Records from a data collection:
··········
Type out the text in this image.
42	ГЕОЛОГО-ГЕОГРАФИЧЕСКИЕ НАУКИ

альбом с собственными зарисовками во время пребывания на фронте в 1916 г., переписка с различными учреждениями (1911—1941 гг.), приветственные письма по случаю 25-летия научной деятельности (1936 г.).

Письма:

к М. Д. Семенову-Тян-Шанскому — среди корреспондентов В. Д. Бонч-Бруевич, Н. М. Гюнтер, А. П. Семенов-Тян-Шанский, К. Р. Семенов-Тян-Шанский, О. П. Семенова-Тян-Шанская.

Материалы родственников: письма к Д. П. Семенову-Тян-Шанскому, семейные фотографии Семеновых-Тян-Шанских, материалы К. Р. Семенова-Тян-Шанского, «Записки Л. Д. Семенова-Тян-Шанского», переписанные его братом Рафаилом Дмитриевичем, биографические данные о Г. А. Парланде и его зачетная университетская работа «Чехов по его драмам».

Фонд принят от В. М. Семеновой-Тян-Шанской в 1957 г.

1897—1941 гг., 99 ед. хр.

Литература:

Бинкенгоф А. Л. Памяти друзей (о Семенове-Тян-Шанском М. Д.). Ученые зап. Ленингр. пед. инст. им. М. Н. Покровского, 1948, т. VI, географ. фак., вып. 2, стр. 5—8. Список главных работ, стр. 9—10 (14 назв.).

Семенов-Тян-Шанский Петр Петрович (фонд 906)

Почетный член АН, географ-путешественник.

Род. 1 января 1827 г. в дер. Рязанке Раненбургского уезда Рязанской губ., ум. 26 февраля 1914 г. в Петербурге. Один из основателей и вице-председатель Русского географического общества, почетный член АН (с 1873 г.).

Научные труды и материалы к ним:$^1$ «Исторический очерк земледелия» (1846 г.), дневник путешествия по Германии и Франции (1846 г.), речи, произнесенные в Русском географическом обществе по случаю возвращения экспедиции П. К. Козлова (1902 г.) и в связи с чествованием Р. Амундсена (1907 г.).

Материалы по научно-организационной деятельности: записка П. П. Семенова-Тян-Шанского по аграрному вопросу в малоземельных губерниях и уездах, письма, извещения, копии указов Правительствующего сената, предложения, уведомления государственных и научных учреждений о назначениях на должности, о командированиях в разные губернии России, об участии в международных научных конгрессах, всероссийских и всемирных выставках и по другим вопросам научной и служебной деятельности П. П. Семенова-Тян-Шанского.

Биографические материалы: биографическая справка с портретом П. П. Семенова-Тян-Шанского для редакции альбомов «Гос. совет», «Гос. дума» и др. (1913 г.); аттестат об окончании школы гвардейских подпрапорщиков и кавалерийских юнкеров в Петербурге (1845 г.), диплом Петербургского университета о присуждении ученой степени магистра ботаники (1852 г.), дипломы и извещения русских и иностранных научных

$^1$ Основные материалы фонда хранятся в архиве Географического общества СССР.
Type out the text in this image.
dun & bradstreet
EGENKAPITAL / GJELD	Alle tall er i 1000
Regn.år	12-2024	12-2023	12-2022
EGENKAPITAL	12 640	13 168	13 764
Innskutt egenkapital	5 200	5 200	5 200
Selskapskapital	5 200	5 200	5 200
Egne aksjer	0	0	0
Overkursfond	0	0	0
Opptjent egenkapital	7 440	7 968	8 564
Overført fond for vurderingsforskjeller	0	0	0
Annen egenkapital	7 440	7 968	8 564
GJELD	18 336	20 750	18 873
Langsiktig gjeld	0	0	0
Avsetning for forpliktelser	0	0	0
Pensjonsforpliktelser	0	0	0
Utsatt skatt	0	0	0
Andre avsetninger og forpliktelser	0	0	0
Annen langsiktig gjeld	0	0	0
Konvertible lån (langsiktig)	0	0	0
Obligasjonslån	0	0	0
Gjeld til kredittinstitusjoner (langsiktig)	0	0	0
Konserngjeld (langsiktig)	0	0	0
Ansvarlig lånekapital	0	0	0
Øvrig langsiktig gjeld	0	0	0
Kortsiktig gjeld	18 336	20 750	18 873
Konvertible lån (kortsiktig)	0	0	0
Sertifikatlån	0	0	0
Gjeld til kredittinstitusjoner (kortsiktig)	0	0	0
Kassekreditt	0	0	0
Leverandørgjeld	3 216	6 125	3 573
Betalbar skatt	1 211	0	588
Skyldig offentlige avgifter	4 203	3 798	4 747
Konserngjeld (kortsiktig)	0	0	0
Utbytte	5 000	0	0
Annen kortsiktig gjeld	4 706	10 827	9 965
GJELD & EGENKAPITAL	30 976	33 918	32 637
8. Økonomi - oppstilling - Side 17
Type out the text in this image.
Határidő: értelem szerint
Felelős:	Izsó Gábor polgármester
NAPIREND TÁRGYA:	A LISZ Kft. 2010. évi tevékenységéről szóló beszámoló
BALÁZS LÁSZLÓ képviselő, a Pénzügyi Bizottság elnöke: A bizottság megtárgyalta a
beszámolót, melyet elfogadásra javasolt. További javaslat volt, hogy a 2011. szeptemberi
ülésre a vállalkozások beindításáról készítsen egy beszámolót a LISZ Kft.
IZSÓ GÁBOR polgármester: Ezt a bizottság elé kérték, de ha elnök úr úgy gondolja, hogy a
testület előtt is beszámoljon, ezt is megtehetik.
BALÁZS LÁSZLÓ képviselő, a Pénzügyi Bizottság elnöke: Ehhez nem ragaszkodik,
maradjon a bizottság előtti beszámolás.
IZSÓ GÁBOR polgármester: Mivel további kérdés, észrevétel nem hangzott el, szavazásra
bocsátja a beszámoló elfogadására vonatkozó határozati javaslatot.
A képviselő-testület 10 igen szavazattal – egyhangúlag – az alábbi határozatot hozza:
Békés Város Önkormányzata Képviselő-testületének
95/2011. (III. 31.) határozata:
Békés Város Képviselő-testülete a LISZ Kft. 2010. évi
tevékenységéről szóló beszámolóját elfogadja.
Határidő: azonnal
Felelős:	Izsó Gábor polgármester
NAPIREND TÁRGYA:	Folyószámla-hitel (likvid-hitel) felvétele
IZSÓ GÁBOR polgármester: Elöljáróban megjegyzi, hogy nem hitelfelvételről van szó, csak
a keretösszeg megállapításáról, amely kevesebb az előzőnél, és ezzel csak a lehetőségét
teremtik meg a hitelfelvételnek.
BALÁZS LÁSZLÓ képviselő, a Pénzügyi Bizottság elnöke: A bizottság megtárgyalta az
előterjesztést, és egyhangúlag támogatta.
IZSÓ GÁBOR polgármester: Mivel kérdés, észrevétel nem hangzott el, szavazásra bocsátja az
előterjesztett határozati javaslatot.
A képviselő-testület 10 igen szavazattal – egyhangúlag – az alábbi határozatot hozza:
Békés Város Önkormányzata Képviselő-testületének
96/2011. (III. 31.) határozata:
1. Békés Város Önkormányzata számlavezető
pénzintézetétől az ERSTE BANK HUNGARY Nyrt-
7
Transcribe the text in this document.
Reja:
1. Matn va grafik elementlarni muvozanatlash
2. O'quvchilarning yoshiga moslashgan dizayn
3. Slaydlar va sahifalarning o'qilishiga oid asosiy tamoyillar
··········
Work to be completed
Go through the records and gather the lines that hold "член".

Answer below
Почетный член АН, географ-путешественник.
Род. 1 января 1827 г. в дер. Рязанке Раненбургского уезда Рязанской губ., ум. 26 февраля 1914 г. в Петербурге. Один из основателей и вице-председатель Русского географического общества, почетный член АН (с 1873 г.).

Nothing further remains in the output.